§ Problem
Identify each line in the material below that contains the string "shape", and copy every such line in full.

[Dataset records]

>> START

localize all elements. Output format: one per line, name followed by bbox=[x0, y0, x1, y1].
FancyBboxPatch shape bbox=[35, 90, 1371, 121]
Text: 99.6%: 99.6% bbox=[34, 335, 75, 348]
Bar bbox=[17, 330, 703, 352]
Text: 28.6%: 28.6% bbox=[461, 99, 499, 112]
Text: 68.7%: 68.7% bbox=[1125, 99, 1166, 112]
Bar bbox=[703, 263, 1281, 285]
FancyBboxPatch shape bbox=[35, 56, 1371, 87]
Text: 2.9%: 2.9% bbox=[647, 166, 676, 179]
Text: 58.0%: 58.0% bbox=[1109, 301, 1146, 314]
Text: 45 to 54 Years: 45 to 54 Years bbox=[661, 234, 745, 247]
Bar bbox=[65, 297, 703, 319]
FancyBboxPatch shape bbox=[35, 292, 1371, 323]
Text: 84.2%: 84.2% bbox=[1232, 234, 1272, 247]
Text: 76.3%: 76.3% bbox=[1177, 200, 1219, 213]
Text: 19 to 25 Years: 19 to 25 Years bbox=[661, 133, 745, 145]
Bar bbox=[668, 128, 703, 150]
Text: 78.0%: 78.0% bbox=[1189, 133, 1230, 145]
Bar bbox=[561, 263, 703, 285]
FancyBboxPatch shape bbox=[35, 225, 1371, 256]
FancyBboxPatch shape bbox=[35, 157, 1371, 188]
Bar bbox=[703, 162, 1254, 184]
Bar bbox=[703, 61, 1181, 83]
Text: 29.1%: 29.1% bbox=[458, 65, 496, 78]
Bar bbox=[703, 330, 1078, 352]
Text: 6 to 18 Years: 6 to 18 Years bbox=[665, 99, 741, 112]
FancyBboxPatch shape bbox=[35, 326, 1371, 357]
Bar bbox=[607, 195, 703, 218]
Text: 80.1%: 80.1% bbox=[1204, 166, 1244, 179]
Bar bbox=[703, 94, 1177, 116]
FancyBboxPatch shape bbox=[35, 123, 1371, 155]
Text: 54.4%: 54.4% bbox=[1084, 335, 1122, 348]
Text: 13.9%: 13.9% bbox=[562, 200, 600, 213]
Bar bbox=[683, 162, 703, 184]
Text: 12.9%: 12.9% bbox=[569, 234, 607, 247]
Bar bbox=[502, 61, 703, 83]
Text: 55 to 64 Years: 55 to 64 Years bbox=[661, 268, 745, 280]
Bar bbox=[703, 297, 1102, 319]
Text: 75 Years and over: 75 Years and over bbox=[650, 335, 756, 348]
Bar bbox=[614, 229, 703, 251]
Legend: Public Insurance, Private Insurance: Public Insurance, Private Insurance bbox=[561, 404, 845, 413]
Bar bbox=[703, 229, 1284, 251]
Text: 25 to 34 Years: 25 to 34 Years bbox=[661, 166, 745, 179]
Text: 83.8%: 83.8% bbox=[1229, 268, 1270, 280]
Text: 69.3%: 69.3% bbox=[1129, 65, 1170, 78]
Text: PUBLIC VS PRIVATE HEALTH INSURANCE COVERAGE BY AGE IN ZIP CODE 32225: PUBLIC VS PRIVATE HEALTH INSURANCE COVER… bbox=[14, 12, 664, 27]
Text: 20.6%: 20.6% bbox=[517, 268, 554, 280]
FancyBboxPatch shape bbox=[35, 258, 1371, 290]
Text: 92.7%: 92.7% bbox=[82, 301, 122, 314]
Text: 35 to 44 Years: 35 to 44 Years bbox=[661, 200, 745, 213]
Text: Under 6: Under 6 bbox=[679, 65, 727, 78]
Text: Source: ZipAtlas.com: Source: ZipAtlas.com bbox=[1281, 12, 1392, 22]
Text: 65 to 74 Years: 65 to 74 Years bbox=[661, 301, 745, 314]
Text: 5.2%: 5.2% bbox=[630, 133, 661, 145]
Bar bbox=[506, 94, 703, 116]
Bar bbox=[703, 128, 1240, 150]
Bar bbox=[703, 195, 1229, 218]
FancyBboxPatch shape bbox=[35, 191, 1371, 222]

>> END

§ Correct response
FancyBboxPatch shape bbox=[35, 90, 1371, 121]
FancyBboxPatch shape bbox=[35, 56, 1371, 87]
FancyBboxPatch shape bbox=[35, 292, 1371, 323]
FancyBboxPatch shape bbox=[35, 225, 1371, 256]
FancyBboxPatch shape bbox=[35, 157, 1371, 188]
FancyBboxPatch shape bbox=[35, 326, 1371, 357]
FancyBboxPatch shape bbox=[35, 123, 1371, 155]
FancyBboxPatch shape bbox=[35, 258, 1371, 290]
FancyBboxPatch shape bbox=[35, 191, 1371, 222]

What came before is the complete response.